— What to work on —
Copy out all lines with the word "other" in them.

-- START Data listing --

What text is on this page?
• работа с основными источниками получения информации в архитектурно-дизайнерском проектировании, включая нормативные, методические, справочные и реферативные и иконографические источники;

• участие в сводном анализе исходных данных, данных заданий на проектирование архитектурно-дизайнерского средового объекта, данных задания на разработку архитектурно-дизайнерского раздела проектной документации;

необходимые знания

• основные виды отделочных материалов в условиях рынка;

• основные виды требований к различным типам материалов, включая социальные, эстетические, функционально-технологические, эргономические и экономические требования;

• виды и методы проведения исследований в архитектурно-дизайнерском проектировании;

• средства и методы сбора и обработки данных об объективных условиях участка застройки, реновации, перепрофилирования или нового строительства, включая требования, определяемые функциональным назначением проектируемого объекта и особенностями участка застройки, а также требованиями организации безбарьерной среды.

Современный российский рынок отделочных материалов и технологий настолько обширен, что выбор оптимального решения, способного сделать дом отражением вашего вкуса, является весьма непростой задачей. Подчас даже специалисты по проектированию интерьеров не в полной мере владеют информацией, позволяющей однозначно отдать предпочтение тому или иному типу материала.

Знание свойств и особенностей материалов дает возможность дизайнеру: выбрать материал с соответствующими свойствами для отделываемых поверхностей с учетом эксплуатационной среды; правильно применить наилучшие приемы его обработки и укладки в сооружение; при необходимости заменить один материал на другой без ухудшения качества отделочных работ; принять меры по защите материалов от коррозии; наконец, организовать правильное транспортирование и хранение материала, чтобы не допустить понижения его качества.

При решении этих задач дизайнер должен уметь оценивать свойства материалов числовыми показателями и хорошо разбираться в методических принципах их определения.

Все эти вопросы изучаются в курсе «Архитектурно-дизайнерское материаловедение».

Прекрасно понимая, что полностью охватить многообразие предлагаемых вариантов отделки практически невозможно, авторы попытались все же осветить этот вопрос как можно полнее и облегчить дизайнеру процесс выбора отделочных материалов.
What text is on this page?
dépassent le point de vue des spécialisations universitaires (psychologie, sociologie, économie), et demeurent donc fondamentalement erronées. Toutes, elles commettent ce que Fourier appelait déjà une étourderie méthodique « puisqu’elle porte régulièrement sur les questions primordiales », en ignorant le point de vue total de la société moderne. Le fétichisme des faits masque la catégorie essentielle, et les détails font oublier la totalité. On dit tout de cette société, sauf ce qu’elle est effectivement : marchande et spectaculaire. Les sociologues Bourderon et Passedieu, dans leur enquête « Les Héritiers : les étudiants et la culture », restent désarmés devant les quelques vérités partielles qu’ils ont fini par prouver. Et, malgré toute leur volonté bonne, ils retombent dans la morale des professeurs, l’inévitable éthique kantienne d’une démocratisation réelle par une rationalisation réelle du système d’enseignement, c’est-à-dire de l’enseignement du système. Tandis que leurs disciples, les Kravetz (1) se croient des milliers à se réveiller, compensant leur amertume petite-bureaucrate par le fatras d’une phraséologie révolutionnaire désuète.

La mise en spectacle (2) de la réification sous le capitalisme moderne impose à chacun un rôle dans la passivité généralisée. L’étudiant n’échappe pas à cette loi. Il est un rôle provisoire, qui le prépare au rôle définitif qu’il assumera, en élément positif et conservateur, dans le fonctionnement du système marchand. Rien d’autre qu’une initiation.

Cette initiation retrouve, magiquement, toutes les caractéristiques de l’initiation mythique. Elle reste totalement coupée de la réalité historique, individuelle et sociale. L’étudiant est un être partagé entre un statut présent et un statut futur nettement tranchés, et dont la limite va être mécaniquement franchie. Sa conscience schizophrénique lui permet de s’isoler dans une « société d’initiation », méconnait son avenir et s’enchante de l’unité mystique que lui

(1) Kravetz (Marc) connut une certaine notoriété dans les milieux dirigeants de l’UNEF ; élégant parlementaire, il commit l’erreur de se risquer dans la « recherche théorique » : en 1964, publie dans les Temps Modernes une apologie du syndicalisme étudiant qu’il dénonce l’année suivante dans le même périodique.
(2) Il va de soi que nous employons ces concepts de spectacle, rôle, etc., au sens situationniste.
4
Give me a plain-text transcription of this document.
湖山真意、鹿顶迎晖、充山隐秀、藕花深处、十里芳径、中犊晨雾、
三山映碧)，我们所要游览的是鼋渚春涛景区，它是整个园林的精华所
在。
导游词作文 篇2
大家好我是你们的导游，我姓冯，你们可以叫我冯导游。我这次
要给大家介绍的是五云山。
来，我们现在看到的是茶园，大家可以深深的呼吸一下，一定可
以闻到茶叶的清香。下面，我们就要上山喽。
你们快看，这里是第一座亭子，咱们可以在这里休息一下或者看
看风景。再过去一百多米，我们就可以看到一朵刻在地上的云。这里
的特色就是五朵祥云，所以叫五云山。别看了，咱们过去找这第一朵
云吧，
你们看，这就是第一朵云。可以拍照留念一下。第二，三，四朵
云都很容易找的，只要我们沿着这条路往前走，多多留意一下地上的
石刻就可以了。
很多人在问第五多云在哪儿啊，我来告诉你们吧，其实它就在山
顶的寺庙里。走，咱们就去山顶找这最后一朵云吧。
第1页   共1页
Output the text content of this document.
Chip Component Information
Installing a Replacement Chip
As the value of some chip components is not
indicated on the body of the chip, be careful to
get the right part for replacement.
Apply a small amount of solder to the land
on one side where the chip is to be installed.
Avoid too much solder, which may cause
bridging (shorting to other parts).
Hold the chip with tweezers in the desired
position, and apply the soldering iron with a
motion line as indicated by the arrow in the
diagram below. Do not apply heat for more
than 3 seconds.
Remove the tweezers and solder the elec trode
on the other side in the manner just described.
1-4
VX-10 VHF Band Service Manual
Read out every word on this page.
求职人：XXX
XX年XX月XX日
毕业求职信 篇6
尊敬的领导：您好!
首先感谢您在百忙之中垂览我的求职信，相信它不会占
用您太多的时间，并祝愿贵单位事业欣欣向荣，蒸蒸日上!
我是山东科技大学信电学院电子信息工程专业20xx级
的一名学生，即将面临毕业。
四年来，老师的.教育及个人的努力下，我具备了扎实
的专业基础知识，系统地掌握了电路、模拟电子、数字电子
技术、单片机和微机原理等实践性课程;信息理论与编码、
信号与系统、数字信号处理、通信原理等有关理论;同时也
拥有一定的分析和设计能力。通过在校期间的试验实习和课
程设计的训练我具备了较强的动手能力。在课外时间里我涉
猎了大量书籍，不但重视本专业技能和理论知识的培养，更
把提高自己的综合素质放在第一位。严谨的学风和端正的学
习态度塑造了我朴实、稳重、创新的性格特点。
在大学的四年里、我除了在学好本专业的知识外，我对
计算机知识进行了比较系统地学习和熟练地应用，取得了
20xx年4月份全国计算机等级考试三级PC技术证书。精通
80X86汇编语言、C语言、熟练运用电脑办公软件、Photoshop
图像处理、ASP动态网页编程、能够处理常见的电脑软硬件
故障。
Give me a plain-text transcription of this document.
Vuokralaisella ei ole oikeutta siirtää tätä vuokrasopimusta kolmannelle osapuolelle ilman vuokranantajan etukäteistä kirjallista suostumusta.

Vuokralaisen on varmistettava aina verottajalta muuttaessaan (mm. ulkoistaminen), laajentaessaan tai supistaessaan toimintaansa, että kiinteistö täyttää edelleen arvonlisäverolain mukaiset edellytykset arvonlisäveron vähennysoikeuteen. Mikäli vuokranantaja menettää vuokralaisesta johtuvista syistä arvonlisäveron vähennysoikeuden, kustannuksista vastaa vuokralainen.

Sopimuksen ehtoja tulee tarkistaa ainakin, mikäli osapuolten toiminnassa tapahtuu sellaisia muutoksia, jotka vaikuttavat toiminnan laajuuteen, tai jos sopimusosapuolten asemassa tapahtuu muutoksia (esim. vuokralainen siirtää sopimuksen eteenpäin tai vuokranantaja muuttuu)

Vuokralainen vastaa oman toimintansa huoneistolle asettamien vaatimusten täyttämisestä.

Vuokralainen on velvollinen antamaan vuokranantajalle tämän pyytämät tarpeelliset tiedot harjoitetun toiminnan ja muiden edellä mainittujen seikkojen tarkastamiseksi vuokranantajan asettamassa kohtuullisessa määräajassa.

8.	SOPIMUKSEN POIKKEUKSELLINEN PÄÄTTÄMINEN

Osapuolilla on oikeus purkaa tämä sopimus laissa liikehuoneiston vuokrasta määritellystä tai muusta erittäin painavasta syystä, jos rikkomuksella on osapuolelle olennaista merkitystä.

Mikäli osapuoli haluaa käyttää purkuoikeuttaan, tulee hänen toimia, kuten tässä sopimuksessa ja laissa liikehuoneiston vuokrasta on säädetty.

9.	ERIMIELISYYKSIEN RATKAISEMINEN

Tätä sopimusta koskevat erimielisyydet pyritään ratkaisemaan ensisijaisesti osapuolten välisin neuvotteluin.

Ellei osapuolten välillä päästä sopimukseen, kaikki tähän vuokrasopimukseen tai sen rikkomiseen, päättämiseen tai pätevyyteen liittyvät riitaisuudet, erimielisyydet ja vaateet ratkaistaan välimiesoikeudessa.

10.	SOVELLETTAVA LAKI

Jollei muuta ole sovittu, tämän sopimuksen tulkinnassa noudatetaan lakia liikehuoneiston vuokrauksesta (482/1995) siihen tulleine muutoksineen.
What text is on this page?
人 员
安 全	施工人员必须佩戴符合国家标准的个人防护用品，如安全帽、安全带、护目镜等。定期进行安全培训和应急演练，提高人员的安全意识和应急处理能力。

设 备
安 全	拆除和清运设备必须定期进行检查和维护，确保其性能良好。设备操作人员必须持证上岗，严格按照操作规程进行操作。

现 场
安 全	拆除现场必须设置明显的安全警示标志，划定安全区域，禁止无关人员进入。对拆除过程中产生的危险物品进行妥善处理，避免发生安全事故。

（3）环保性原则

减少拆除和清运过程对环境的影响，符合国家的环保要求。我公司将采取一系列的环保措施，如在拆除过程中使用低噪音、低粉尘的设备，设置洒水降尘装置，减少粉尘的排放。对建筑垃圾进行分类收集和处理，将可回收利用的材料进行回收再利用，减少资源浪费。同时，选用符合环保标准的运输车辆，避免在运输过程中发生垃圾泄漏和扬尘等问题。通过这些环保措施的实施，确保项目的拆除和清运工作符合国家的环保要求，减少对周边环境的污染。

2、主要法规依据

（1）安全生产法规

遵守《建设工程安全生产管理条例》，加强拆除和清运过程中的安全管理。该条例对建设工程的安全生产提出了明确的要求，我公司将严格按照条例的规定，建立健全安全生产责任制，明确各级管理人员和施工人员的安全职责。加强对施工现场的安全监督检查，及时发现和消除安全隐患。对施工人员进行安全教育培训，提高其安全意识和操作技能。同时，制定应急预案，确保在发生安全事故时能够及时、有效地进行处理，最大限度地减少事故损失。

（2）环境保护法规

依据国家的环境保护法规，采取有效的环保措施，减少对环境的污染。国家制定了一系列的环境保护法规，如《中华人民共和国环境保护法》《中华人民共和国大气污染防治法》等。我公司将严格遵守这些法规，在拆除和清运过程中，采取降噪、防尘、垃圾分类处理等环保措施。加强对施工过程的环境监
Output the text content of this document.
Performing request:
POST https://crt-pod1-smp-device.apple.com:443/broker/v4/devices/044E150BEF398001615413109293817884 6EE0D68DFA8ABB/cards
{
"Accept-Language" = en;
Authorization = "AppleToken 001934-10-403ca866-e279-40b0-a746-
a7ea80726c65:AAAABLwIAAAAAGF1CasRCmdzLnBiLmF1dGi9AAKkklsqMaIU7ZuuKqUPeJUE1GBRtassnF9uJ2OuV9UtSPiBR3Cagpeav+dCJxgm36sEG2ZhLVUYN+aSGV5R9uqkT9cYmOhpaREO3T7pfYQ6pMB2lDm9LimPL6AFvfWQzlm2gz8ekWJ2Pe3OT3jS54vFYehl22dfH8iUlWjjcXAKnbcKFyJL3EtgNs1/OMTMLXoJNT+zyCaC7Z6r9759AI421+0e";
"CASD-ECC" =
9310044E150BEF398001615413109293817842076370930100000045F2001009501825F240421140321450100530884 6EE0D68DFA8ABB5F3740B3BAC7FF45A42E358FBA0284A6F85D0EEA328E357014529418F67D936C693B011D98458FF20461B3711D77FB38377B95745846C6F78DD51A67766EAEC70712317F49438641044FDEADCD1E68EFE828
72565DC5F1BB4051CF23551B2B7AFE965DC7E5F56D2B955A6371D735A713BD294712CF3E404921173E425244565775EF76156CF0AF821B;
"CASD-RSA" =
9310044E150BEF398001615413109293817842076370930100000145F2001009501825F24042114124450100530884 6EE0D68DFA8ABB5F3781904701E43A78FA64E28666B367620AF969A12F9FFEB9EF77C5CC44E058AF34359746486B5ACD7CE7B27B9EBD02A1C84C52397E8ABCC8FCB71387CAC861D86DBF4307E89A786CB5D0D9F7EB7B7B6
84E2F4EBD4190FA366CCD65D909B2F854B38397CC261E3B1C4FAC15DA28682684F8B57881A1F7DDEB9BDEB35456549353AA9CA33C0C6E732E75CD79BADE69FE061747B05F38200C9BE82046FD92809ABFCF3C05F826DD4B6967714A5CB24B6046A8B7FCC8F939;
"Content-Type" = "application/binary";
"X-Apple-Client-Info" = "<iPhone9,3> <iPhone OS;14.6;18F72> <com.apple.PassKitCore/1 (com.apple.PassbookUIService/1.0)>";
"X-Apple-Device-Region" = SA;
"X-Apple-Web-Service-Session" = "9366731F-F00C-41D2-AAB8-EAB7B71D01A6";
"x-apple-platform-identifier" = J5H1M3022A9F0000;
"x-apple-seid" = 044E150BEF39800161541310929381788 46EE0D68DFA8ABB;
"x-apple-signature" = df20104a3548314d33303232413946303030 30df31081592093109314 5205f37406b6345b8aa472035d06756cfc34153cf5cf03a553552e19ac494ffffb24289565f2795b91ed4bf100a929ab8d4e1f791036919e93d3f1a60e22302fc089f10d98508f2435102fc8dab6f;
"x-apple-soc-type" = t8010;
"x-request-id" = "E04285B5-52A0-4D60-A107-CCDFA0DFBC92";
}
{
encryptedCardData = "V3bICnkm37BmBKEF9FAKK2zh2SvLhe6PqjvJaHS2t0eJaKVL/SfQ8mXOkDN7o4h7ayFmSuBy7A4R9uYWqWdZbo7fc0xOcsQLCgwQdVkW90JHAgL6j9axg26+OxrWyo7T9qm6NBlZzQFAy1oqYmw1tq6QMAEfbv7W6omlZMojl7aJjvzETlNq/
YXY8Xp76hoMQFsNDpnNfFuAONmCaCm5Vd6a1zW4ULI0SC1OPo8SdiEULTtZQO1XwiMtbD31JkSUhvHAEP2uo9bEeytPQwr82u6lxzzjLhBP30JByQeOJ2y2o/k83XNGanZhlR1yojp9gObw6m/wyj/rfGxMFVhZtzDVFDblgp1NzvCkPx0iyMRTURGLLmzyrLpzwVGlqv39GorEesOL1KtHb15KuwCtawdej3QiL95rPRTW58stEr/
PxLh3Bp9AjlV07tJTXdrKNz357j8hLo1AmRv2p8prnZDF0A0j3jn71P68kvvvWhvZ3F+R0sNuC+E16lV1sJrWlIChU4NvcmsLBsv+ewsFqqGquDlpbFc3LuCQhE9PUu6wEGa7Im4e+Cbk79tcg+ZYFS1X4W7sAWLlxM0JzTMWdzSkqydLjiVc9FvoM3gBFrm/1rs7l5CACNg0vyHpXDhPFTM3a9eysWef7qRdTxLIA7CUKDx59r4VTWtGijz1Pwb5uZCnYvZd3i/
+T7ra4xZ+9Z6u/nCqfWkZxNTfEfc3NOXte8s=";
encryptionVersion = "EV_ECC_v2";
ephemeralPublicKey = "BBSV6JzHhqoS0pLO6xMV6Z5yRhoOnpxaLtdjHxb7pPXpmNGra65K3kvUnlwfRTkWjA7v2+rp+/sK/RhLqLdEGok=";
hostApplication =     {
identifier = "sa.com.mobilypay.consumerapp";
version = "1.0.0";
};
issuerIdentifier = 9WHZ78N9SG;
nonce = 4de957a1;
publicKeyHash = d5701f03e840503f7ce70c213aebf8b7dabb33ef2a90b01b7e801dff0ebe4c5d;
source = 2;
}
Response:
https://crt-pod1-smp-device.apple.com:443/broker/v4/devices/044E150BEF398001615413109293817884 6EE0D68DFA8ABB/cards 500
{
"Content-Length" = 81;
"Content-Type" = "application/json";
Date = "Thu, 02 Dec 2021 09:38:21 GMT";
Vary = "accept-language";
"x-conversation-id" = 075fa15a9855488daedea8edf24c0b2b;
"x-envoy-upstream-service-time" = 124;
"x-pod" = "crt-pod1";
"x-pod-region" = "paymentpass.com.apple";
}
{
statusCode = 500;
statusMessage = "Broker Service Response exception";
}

-- END Data listing --

— The completed task —
bridging (shorting to other parts).
on the other side in the manner just described.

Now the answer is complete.